[Figure content listings]
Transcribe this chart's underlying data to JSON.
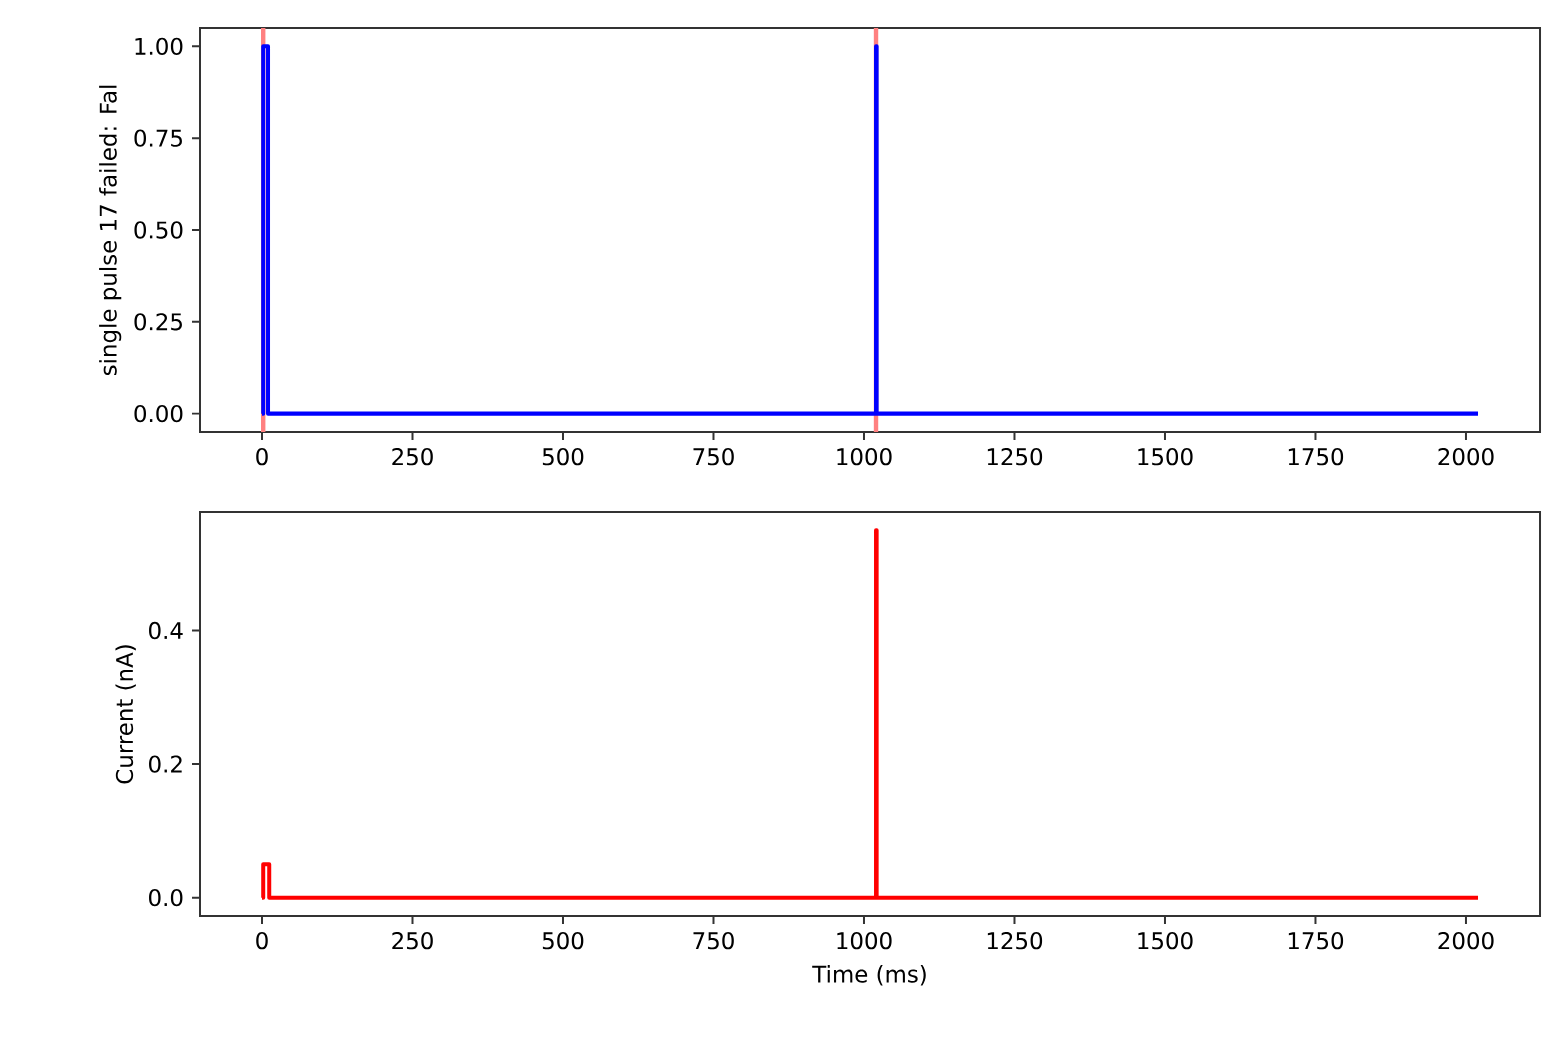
{
  "chart_data": [
    {
      "type": "line",
      "ylabel": "single pulse 17 failed: Fal",
      "xlim": [
        -103,
        2123
      ],
      "ylim": [
        -0.05,
        1.05
      ],
      "xticks": [
        0,
        250,
        500,
        750,
        1000,
        1250,
        1500,
        1750,
        2000
      ],
      "yticks": [
        {
          "value": 0,
          "label": "0.00"
        },
        {
          "value": 0.25,
          "label": "0.25"
        },
        {
          "value": 0.5,
          "label": "0.50"
        },
        {
          "value": 0.75,
          "label": "0.75"
        },
        {
          "value": 1,
          "label": "1.00"
        }
      ],
      "series": [
        {
          "color": "#0000ff",
          "x": [
            0,
            2,
            2,
            10,
            10,
            1020,
            1020,
            1021,
            1021,
            2020
          ],
          "values": [
            0,
            0,
            1,
            1,
            0,
            0,
            1,
            1,
            0,
            0
          ]
        }
      ],
      "ref_lines": [
        {
          "axis": "x",
          "value": 2,
          "color": "#ff8080"
        },
        {
          "axis": "x",
          "value": 1020,
          "color": "#ff8080"
        }
      ],
      "line_style": "solid",
      "grid": false
    },
    {
      "type": "line",
      "xlabel": "Time (ms)",
      "ylabel": "Current (nA)",
      "xlim": [
        -103,
        2123
      ],
      "ylim": [
        -0.0275,
        0.5775
      ],
      "xticks": [
        0,
        250,
        500,
        750,
        1000,
        1250,
        1500,
        1750,
        2000
      ],
      "yticks": [
        {
          "value": 0,
          "label": "0.0"
        },
        {
          "value": 0.2,
          "label": "0.2"
        },
        {
          "value": 0.4,
          "label": "0.4"
        }
      ],
      "series": [
        {
          "color": "#ff0000",
          "x": [
            0,
            2,
            2,
            12,
            12,
            1020,
            1020,
            1021,
            1021,
            2020
          ],
          "values": [
            0,
            0,
            0.05,
            0.05,
            0,
            0,
            0.55,
            0.55,
            0,
            0
          ]
        }
      ],
      "line_style": "solid",
      "grid": false
    }
  ]
}
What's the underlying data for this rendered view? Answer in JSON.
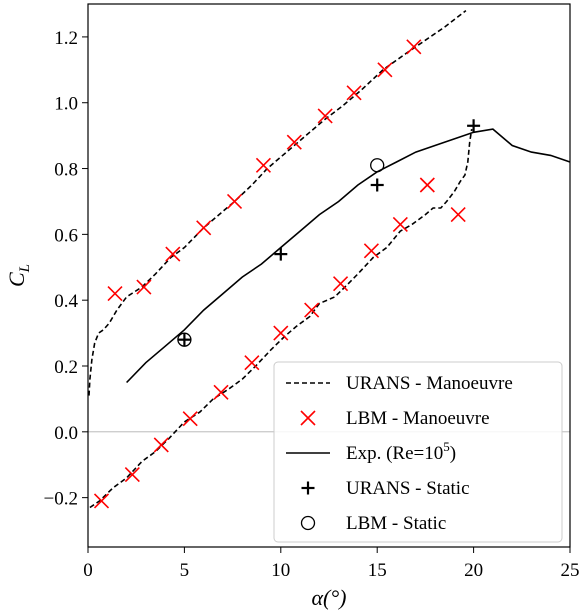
{
  "chart_data": {
    "type": "line",
    "xlabel": "α(°)",
    "ylabel": "C_L",
    "xlim": [
      0,
      25
    ],
    "ylim": [
      -0.35,
      1.3
    ],
    "xticks": [
      0,
      5,
      10,
      15,
      20,
      25
    ],
    "yticks": [
      -0.2,
      0.0,
      0.2,
      0.4,
      0.6,
      0.8,
      1.0,
      1.2
    ],
    "ytick_labels": [
      "−0.2",
      "0.0",
      "0.2",
      "0.4",
      "0.6",
      "0.8",
      "1.0",
      "1.2"
    ],
    "zero_line": true,
    "legend_position": "lower-right",
    "series": [
      {
        "name": "URANS - Manoeuvre",
        "style": "dashed",
        "color": "#000000",
        "segments": [
          [
            [
              0.05,
              0.11
            ],
            [
              0.1,
              0.16
            ],
            [
              0.2,
              0.22
            ],
            [
              0.35,
              0.27
            ],
            [
              0.55,
              0.3
            ],
            [
              0.8,
              0.31
            ],
            [
              1.1,
              0.33
            ],
            [
              1.5,
              0.37
            ],
            [
              2,
              0.41
            ],
            [
              2.8,
              0.44
            ],
            [
              3.5,
              0.48
            ],
            [
              4.3,
              0.53
            ],
            [
              5,
              0.56
            ],
            [
              6,
              0.62
            ],
            [
              6.8,
              0.66
            ],
            [
              7.6,
              0.7
            ],
            [
              8.5,
              0.75
            ],
            [
              9.3,
              0.8
            ],
            [
              10.5,
              0.86
            ],
            [
              11.5,
              0.91
            ],
            [
              12.3,
              0.95
            ],
            [
              13.2,
              0.99
            ],
            [
              14.2,
              1.04
            ],
            [
              15.3,
              1.1
            ],
            [
              16.5,
              1.15
            ],
            [
              17.5,
              1.19
            ],
            [
              18.5,
              1.23
            ],
            [
              19.6,
              1.28
            ]
          ],
          [
            [
              0.1,
              -0.23
            ],
            [
              0.6,
              -0.21
            ],
            [
              1.3,
              -0.17
            ],
            [
              2,
              -0.14
            ],
            [
              2.8,
              -0.09
            ],
            [
              3.5,
              -0.06
            ],
            [
              4.2,
              -0.02
            ],
            [
              5,
              0.03
            ],
            [
              5.8,
              0.06
            ],
            [
              6.5,
              0.1
            ],
            [
              7.3,
              0.13
            ],
            [
              8,
              0.16
            ],
            [
              8.7,
              0.2
            ],
            [
              9.5,
              0.25
            ],
            [
              10.2,
              0.29
            ],
            [
              10.8,
              0.32
            ],
            [
              11.5,
              0.35
            ],
            [
              12,
              0.39
            ],
            [
              12.8,
              0.41
            ],
            [
              13.5,
              0.45
            ],
            [
              14,
              0.48
            ],
            [
              14.8,
              0.53
            ],
            [
              15.5,
              0.56
            ],
            [
              16.2,
              0.61
            ],
            [
              16.8,
              0.63
            ],
            [
              17.5,
              0.66
            ],
            [
              17.9,
              0.68
            ],
            [
              18.3,
              0.68
            ],
            [
              18.6,
              0.7
            ],
            [
              19,
              0.73
            ],
            [
              19.3,
              0.76
            ],
            [
              19.55,
              0.78
            ],
            [
              19.7,
              0.82
            ],
            [
              19.8,
              0.88
            ],
            [
              19.9,
              0.92
            ]
          ]
        ]
      },
      {
        "name": "LBM - Manoeuvre",
        "style": "marker-x",
        "color": "#ff0000",
        "points": [
          [
            0.7,
            -0.21
          ],
          [
            2.3,
            -0.13
          ],
          [
            3.8,
            -0.04
          ],
          [
            5.3,
            0.04
          ],
          [
            6.9,
            0.12
          ],
          [
            8.5,
            0.21
          ],
          [
            10,
            0.3
          ],
          [
            11.6,
            0.37
          ],
          [
            13.1,
            0.45
          ],
          [
            14.7,
            0.55
          ],
          [
            16.2,
            0.63
          ],
          [
            17.6,
            0.75
          ],
          [
            19.2,
            0.66
          ],
          [
            1.4,
            0.42
          ],
          [
            2.9,
            0.44
          ],
          [
            4.4,
            0.54
          ],
          [
            6,
            0.62
          ],
          [
            7.6,
            0.7
          ],
          [
            9.1,
            0.81
          ],
          [
            10.7,
            0.88
          ],
          [
            12.3,
            0.96
          ],
          [
            13.8,
            1.03
          ],
          [
            15.4,
            1.1
          ],
          [
            16.9,
            1.17
          ]
        ]
      },
      {
        "name": "Exp. (Re=10⁵)",
        "style": "solid",
        "color": "#000000",
        "points": [
          [
            2,
            0.15
          ],
          [
            3,
            0.21
          ],
          [
            4,
            0.26
          ],
          [
            5,
            0.31
          ],
          [
            6,
            0.37
          ],
          [
            7,
            0.42
          ],
          [
            8,
            0.47
          ],
          [
            9,
            0.51
          ],
          [
            10,
            0.56
          ],
          [
            11,
            0.61
          ],
          [
            12,
            0.66
          ],
          [
            13,
            0.7
          ],
          [
            14,
            0.75
          ],
          [
            15,
            0.79
          ],
          [
            16,
            0.82
          ],
          [
            17,
            0.85
          ],
          [
            18,
            0.87
          ],
          [
            19,
            0.89
          ],
          [
            20,
            0.91
          ],
          [
            21,
            0.92
          ],
          [
            22,
            0.87
          ],
          [
            23,
            0.85
          ],
          [
            24,
            0.84
          ],
          [
            25,
            0.82
          ]
        ]
      },
      {
        "name": "URANS - Static",
        "style": "marker-plus",
        "color": "#000000",
        "points": [
          [
            5,
            0.28
          ],
          [
            10,
            0.54
          ],
          [
            15,
            0.75
          ],
          [
            20,
            0.93
          ]
        ]
      },
      {
        "name": "LBM - Static",
        "style": "marker-circle",
        "color": "#000000",
        "points": [
          [
            5,
            0.28
          ],
          [
            15,
            0.81
          ]
        ]
      }
    ],
    "legend": [
      {
        "label": "URANS - Manoeuvre",
        "marker": "dashed"
      },
      {
        "label": "LBM - Manoeuvre",
        "marker": "x"
      },
      {
        "label": "Exp. (Re=10",
        "sup": "5",
        "suffix": ")",
        "marker": "solid"
      },
      {
        "label": "URANS - Static",
        "marker": "plus"
      },
      {
        "label": "LBM - Static",
        "marker": "circle"
      }
    ]
  }
}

* REQUIRED TASK: Report the number of lines in the entries above that include the string "solid". Give nothing but the number.

* RESULT OF THIS TASK: 4